Copy exactly the lines of the records below, starting at the line that contains "Parse this chart: output" and continuing through the last line, both included; omit any pictures.

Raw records
++++++++++++++++++++
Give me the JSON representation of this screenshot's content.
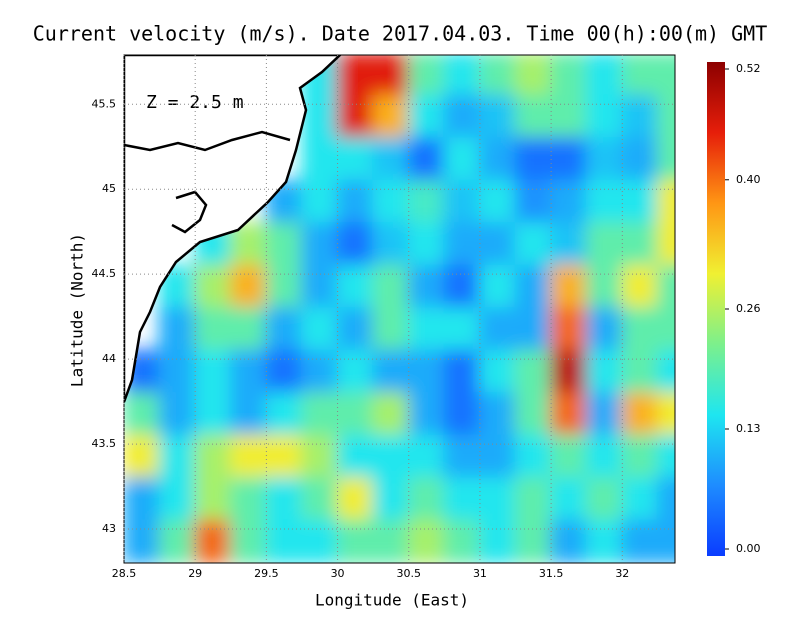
{
  "chart_data": {
    "type": "heatmap",
    "title": "Current velocity (m/s). Date 2017.04.03. Time 00(h):00(m) GMT",
    "annotation": "Z = 2.5 m",
    "x_label": "Longitude (East)",
    "y_label": "Latitude (North)",
    "xlim": [
      28.5,
      32.37
    ],
    "ylim": [
      42.8,
      45.79
    ],
    "xticks": [
      28.5,
      29,
      29.5,
      30,
      30.5,
      31,
      31.5,
      32
    ],
    "yticks": [
      43,
      43.5,
      44,
      44.5,
      45,
      45.5
    ],
    "grid": true,
    "clim": [
      0,
      0.52
    ],
    "cticks": [
      {
        "value": 0,
        "label": "0.00"
      },
      0.13,
      0.26,
      {
        "value": 0.4,
        "label": "0.40"
      },
      0.52
    ],
    "colormap": [
      "#0a3cff",
      "#1e8cff",
      "#1ee6f0",
      "#7cf08c",
      "#f0f032",
      "#ff9614",
      "#e61e0a",
      "#8c0000"
    ],
    "lon": [
      28.625,
      28.875,
      29.125,
      29.375,
      29.625,
      29.875,
      30.125,
      30.375,
      30.625,
      30.875,
      31.125,
      31.375,
      31.625,
      31.875,
      32.125,
      32.375
    ],
    "lat": [
      45.675,
      45.425,
      45.175,
      44.925,
      44.675,
      44.425,
      44.175,
      43.925,
      43.675,
      43.425,
      43.175,
      42.925
    ],
    "speed": [
      [
        null,
        null,
        null,
        null,
        null,
        0.15,
        0.45,
        0.45,
        0.2,
        0.15,
        0.2,
        0.25,
        0.2,
        0.15,
        0.2,
        0.2
      ],
      [
        null,
        null,
        null,
        null,
        null,
        0.15,
        0.45,
        0.35,
        0.15,
        0.1,
        0.12,
        0.2,
        0.2,
        0.15,
        0.12,
        0.2
      ],
      [
        null,
        null,
        null,
        null,
        null,
        0.15,
        0.15,
        0.12,
        0.05,
        0.15,
        0.1,
        0.05,
        0.05,
        0.12,
        0.1,
        0.2
      ],
      [
        null,
        null,
        null,
        null,
        0.1,
        0.15,
        0.1,
        0.15,
        0.18,
        0.12,
        0.15,
        0.08,
        0.1,
        0.15,
        0.15,
        0.3
      ],
      [
        null,
        null,
        0.15,
        0.25,
        0.2,
        0.1,
        0.05,
        0.12,
        0.15,
        0.1,
        0.1,
        0.15,
        0.12,
        0.2,
        0.2,
        0.3
      ],
      [
        null,
        0.15,
        0.25,
        0.35,
        0.2,
        0.1,
        0.15,
        0.2,
        0.1,
        0.05,
        0.15,
        0.1,
        0.35,
        0.2,
        0.3,
        0.2
      ],
      [
        null,
        0.1,
        0.2,
        0.2,
        0.1,
        0.15,
        0.1,
        0.2,
        0.15,
        0.15,
        0.1,
        0.1,
        0.4,
        0.1,
        0.2,
        0.2
      ],
      [
        0.05,
        0.1,
        0.15,
        0.1,
        0.05,
        0.1,
        0.15,
        0.1,
        0.1,
        0.05,
        0.15,
        0.2,
        0.48,
        0.15,
        0.2,
        0.15
      ],
      [
        0.2,
        0.1,
        0.15,
        0.1,
        0.15,
        0.2,
        0.2,
        0.25,
        0.1,
        0.05,
        0.1,
        0.2,
        0.4,
        0.1,
        0.35,
        0.3
      ],
      [
        0.3,
        0.15,
        0.25,
        0.3,
        0.3,
        0.25,
        0.15,
        0.15,
        0.15,
        0.1,
        0.1,
        0.15,
        0.2,
        0.15,
        0.2,
        0.15
      ],
      [
        0.1,
        0.15,
        0.25,
        0.2,
        0.15,
        0.2,
        0.3,
        0.15,
        0.2,
        0.15,
        0.15,
        0.2,
        0.15,
        0.2,
        0.15,
        0.1
      ],
      [
        0.1,
        0.2,
        0.4,
        0.2,
        0.15,
        0.15,
        0.2,
        0.2,
        0.25,
        0.2,
        0.15,
        0.2,
        0.1,
        0.15,
        0.1,
        0.1
      ]
    ]
  }
}
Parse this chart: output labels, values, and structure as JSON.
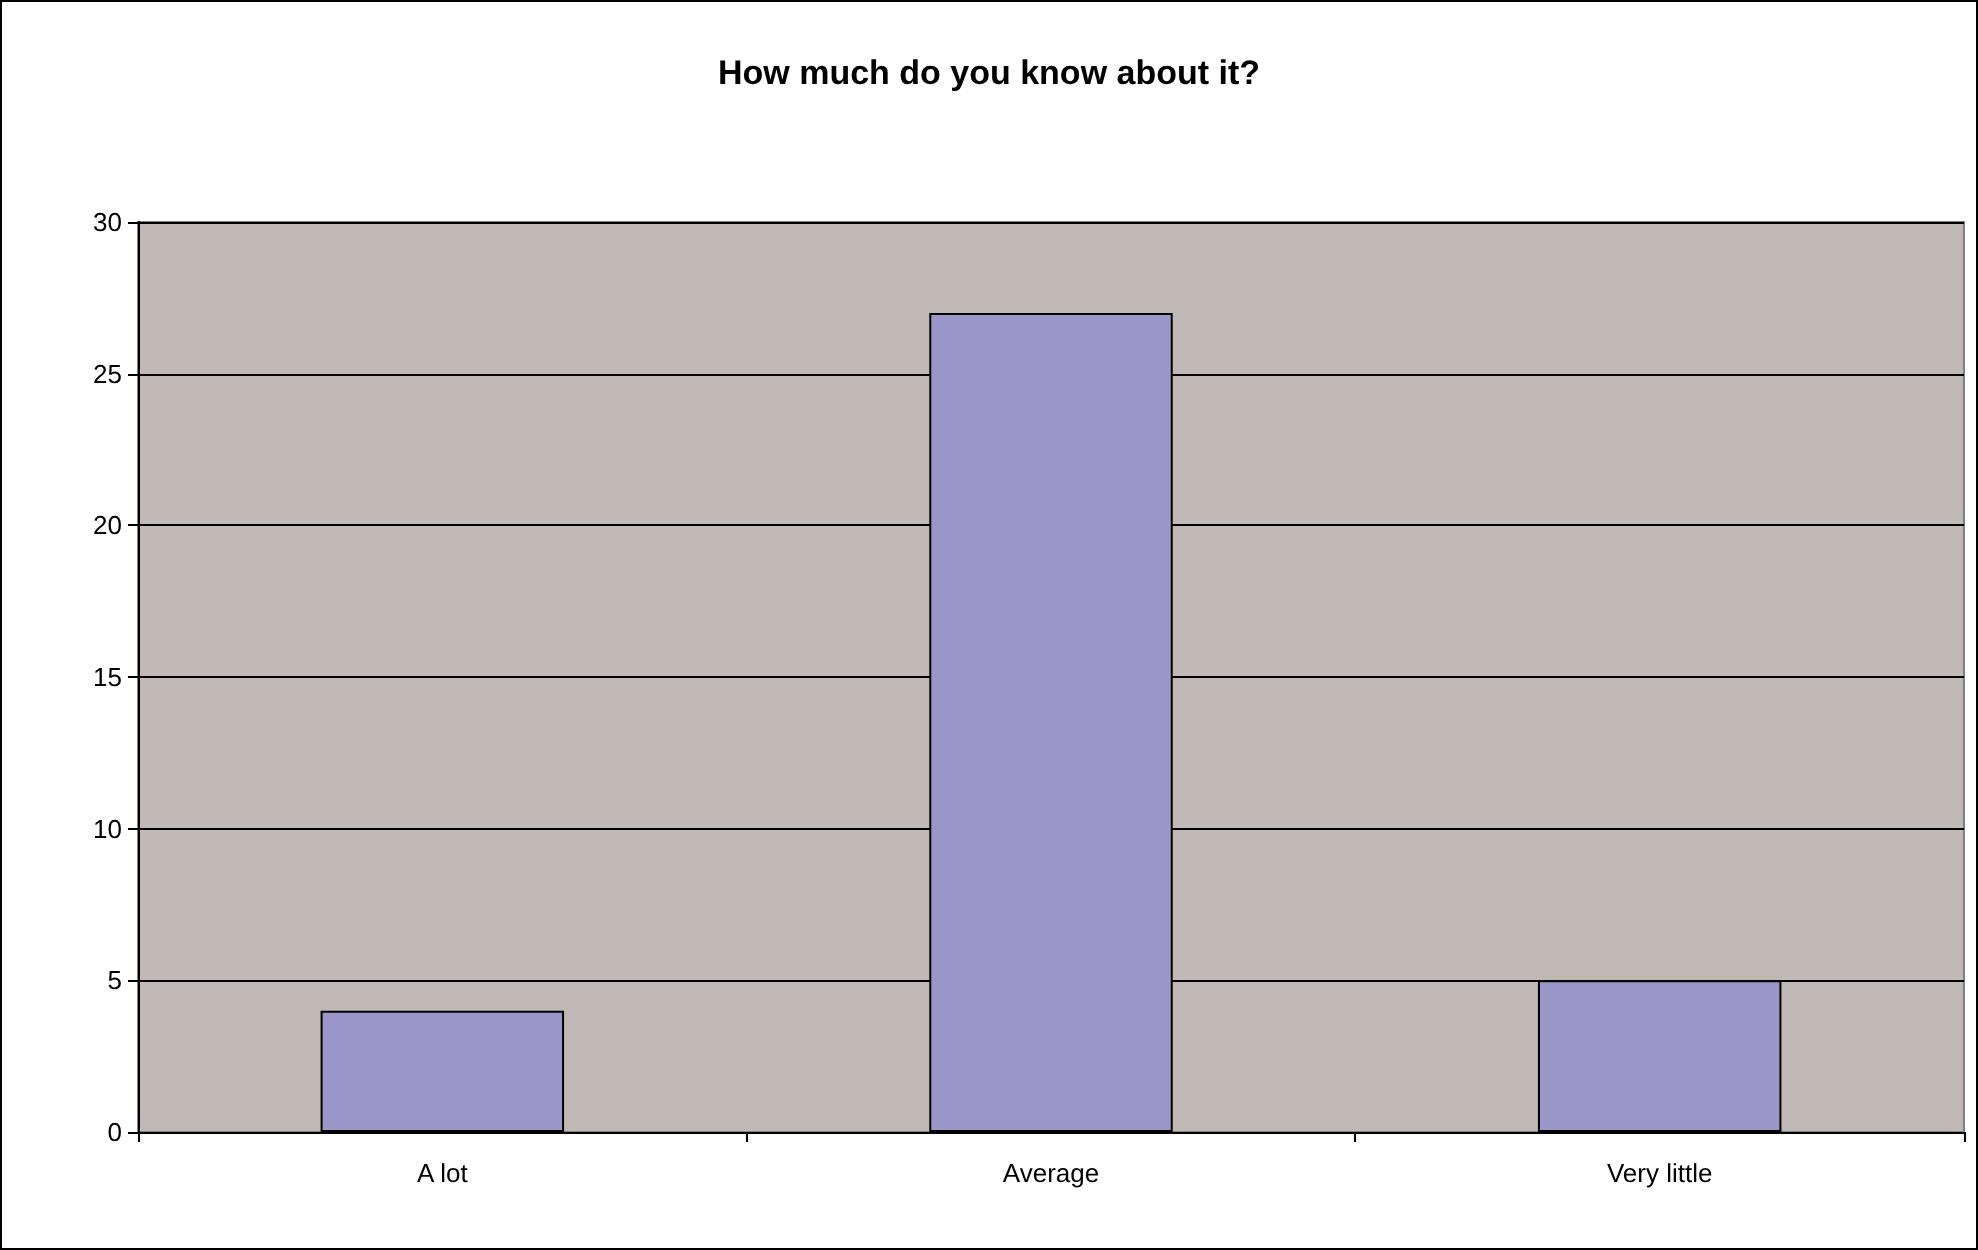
{
  "chart_data": {
    "type": "bar",
    "title": "How much do you know about it?",
    "categories": [
      "A lot",
      "Average",
      "Very little"
    ],
    "values": [
      4,
      27,
      5
    ],
    "color": "#9c97c9",
    "ylim": [
      0,
      30
    ],
    "yticks": [
      0,
      5,
      10,
      15,
      20,
      25,
      30
    ],
    "grid": "y"
  }
}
++++++++++++++++++++
Output:
Parse this chart: output labels, values, and structure as JSON.
{
  "chart_data": {
    "type": "bar",
    "title": "How much do you know about it?",
    "categories": [
      "A lot",
      "Average",
      "Very little"
    ],
    "values": [
      4,
      27,
      5
    ],
    "color": "#9c97c9",
    "ylim": [
      0,
      30
    ],
    "yticks": [
      0,
      5,
      10,
      15,
      20,
      25,
      30
    ],
    "grid": "y"
  }
}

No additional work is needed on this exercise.